#### Source records:
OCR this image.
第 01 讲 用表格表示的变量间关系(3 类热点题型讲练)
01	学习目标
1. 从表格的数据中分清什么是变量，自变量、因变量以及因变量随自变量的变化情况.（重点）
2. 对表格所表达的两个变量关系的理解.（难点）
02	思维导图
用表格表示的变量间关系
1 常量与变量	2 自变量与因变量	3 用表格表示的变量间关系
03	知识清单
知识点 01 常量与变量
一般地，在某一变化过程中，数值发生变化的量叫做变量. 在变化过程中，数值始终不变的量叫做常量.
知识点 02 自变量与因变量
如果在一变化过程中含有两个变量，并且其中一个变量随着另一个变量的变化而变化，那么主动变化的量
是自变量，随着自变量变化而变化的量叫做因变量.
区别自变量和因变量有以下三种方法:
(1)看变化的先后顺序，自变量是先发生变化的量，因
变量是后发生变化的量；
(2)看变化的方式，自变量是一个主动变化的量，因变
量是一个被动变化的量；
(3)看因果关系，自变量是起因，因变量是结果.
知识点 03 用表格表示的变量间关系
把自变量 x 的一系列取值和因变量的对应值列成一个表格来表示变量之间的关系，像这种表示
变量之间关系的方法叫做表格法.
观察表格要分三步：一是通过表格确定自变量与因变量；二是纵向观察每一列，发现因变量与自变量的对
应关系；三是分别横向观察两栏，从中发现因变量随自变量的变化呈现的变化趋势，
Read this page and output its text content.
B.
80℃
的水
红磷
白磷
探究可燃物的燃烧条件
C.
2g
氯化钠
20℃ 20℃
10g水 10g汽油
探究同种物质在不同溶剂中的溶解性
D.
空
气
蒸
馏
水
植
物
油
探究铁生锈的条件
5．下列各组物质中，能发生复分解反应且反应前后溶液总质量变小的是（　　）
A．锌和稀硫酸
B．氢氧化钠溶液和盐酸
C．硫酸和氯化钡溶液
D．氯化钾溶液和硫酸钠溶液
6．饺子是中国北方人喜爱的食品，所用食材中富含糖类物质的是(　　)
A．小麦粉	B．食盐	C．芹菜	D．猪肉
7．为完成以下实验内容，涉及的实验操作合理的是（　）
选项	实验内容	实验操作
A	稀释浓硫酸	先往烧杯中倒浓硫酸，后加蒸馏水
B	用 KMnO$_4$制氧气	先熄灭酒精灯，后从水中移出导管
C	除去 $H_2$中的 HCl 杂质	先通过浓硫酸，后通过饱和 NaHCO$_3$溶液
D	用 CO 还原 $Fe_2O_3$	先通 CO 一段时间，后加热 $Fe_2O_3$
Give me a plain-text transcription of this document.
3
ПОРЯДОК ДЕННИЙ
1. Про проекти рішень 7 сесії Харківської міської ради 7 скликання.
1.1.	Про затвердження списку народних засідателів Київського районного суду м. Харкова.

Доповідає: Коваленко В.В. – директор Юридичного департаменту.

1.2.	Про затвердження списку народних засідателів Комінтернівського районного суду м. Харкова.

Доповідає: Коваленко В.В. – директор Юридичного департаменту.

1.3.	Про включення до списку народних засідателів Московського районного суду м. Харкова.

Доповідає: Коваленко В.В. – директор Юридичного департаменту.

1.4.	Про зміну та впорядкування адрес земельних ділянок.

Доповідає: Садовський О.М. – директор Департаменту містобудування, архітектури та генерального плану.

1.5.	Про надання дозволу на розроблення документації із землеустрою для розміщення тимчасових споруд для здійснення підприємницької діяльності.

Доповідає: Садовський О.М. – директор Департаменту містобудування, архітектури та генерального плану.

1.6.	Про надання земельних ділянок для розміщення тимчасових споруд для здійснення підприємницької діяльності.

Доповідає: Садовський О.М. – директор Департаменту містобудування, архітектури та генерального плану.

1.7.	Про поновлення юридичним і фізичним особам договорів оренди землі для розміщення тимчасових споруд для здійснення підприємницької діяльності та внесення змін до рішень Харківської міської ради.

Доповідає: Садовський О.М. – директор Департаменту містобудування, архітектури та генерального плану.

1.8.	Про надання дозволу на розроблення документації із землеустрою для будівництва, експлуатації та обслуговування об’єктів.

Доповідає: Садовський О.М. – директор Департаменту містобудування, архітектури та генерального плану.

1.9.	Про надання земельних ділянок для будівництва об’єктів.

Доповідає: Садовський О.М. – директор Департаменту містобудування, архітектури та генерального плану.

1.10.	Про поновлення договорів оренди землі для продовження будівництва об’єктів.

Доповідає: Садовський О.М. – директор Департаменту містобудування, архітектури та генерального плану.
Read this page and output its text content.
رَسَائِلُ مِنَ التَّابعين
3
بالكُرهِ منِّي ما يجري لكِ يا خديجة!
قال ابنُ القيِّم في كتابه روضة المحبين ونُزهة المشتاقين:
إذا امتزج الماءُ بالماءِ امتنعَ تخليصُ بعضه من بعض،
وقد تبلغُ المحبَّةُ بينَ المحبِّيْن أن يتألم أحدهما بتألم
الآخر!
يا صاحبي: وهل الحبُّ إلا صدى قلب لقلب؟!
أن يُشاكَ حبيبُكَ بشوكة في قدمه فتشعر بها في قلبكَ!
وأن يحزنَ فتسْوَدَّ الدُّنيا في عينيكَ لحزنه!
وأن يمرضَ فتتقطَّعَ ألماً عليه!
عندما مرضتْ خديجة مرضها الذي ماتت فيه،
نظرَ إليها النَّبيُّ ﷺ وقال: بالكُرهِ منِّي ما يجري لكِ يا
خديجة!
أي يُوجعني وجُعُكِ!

#### Work instructions:
Write every entry out again exactly.

#### Correct result:
OCR this image.
第 01 讲 用表格表示的变量间关系(3 类热点题型讲练)
01	学习目标
1. 从表格的数据中分清什么是变量，自变量、因变量以及因变量随自变量的变化情况.（重点）
2. 对表格所表达的两个变量关系的理解.（难点）
02	思维导图
用表格表示的变量间关系
1 常量与变量	2 自变量与因变量	3 用表格表示的变量间关系
03	知识清单
知识点 01 常量与变量
一般地，在某一变化过程中，数值发生变化的量叫做变量. 在变化过程中，数值始终不变的量叫做常量.
知识点 02 自变量与因变量
如果在一变化过程中含有两个变量，并且其中一个变量随着另一个变量的变化而变化，那么主动变化的量
是自变量，随着自变量变化而变化的量叫做因变量.
区别自变量和因变量有以下三种方法:
(1)看变化的先后顺序，自变量是先发生变化的量，因
变量是后发生变化的量；
(2)看变化的方式，自变量是一个主动变化的量，因变
量是一个被动变化的量；
(3)看因果关系，自变量是起因，因变量是结果.
知识点 03 用表格表示的变量间关系
把自变量 x 的一系列取值和因变量的对应值列成一个表格来表示变量之间的关系，像这种表示
变量之间关系的方法叫做表格法.
观察表格要分三步：一是通过表格确定自变量与因变量；二是纵向观察每一列，发现因变量与自变量的对
应关系；三是分别横向观察两栏，从中发现因变量随自变量的变化呈现的变化趋势，
Read this page and output its text content.
B.
80℃
的水
红磷
白磷
探究可燃物的燃烧条件
C.
2g
氯化钠
20℃ 20℃
10g水 10g汽油
探究同种物质在不同溶剂中的溶解性
D.
空
气
蒸
馏
水
植
物
油
探究铁生锈的条件
5．下列各组物质中，能发生复分解反应且反应前后溶液总质量变小的是（　　）
A．锌和稀硫酸
B．氢氧化钠溶液和盐酸
C．硫酸和氯化钡溶液
D．氯化钾溶液和硫酸钠溶液
6．饺子是中国北方人喜爱的食品，所用食材中富含糖类物质的是(　　)
A．小麦粉	B．食盐	C．芹菜	D．猪肉
7．为完成以下实验内容，涉及的实验操作合理的是（　）
选项	实验内容	实验操作
A	稀释浓硫酸	先往烧杯中倒浓硫酸，后加蒸馏水
B	用 KMnO$_4$制氧气	先熄灭酒精灯，后从水中移出导管
C	除去 $H_2$中的 HCl 杂质	先通过浓硫酸，后通过饱和 NaHCO$_3$溶液
D	用 CO 还原 $Fe_2O_3$	先通 CO 一段时间，后加热 $Fe_2O_3$
Give me a plain-text transcription of this document.
3
ПОРЯДОК ДЕННИЙ
1. Про проекти рішень 7 сесії Харківської міської ради 7 скликання.
1.1.	Про затвердження списку народних засідателів Київського районного суду м. Харкова.

Доповідає: Коваленко В.В. – директор Юридичного департаменту.

1.2.	Про затвердження списку народних засідателів Комінтернівського районного суду м. Харкова.

Доповідає: Коваленко В.В. – директор Юридичного департаменту.

1.3.	Про включення до списку народних засідателів Московського районного суду м. Харкова.

Доповідає: Коваленко В.В. – директор Юридичного департаменту.

1.4.	Про зміну та впорядкування адрес земельних ділянок.

Доповідає: Садовський О.М. – директор Департаменту містобудування, архітектури та генерального плану.

1.5.	Про надання дозволу на розроблення документації із землеустрою для розміщення тимчасових споруд для здійснення підприємницької діяльності.

Доповідає: Садовський О.М. – директор Департаменту містобудування, архітектури та генерального плану.

1.6.	Про надання земельних ділянок для розміщення тимчасових споруд для здійснення підприємницької діяльності.

Доповідає: Садовський О.М. – директор Департаменту містобудування, архітектури та генерального плану.

1.7.	Про поновлення юридичним і фізичним особам договорів оренди землі для розміщення тимчасових споруд для здійснення підприємницької діяльності та внесення змін до рішень Харківської міської ради.

Доповідає: Садовський О.М. – директор Департаменту містобудування, архітектури та генерального плану.

1.8.	Про надання дозволу на розроблення документації із землеустрою для будівництва, експлуатації та обслуговування об’єктів.

Доповідає: Садовський О.М. – директор Департаменту містобудування, архітектури та генерального плану.

1.9.	Про надання земельних ділянок для будівництва об’єктів.

Доповідає: Садовський О.М. – директор Департаменту містобудування, архітектури та генерального плану.

1.10.	Про поновлення договорів оренди землі для продовження будівництва об’єктів.

Доповідає: Садовський О.М. – директор Департаменту містобудування, архітектури та генерального плану.
Read this page and output its text content.
رَسَائِلُ مِنَ التَّابعين
3
بالكُرهِ منِّي ما يجري لكِ يا خديجة!
قال ابنُ القيِّم في كتابه روضة المحبين ونُزهة المشتاقين:
إذا امتزج الماءُ بالماءِ امتنعَ تخليصُ بعضه من بعض،
وقد تبلغُ المحبَّةُ بينَ المحبِّيْن أن يتألم أحدهما بتألم
الآخر!
يا صاحبي: وهل الحبُّ إلا صدى قلب لقلب؟!
أن يُشاكَ حبيبُكَ بشوكة في قدمه فتشعر بها في قلبكَ!
وأن يحزنَ فتسْوَدَّ الدُّنيا في عينيكَ لحزنه!
وأن يمرضَ فتتقطَّعَ ألماً عليه!
عندما مرضتْ خديجة مرضها الذي ماتت فيه،
نظرَ إليها النَّبيُّ ﷺ وقال: بالكُرهِ منِّي ما يجري لكِ يا
خديجة!
أي يُوجعني وجُعُكِ!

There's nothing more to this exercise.